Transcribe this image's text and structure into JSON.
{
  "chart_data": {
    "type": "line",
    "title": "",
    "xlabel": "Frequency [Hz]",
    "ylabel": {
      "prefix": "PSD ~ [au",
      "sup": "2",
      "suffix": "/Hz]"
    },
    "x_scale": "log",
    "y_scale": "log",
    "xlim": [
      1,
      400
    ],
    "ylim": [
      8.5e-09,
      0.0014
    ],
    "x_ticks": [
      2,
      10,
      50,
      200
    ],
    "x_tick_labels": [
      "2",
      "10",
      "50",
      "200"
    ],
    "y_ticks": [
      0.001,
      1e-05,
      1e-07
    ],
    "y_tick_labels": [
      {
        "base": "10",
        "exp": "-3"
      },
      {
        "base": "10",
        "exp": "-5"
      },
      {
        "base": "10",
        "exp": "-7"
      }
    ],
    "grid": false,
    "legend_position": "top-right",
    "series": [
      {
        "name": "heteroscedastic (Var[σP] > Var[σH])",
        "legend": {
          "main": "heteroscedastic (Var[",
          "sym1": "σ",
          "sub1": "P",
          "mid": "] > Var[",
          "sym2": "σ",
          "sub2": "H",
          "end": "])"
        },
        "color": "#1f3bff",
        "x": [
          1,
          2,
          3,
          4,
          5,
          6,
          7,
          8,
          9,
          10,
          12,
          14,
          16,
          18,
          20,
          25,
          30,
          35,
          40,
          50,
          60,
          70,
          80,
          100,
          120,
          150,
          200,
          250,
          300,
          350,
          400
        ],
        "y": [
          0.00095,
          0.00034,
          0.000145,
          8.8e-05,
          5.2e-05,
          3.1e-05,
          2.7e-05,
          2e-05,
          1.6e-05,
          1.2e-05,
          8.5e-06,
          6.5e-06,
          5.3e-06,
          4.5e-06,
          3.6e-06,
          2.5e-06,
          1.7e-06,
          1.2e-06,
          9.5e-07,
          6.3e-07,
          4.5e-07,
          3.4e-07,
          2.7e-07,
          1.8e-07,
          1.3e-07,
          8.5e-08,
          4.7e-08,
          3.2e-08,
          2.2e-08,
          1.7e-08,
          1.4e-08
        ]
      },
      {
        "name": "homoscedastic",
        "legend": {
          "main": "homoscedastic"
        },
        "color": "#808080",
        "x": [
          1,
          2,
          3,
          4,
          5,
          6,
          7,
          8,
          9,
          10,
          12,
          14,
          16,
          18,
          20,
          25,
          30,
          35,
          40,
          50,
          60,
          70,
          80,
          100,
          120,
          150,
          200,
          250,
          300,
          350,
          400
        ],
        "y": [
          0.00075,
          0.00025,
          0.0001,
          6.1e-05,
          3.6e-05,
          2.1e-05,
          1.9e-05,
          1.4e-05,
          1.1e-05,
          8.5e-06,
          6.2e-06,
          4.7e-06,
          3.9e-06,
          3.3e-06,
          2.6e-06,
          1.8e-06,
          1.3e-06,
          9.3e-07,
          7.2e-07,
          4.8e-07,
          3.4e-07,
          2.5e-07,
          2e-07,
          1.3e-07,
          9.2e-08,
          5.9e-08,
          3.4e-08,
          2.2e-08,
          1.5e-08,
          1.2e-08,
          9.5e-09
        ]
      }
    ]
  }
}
○ ○ ○
Required work ▸ Show the lines where the word "heteroscedastic" appears in the entries.

Solution to the exercise ▸
        "name": "heteroscedastic (Var[σP] > Var[σH])",
          "main": "heteroscedastic (Var[",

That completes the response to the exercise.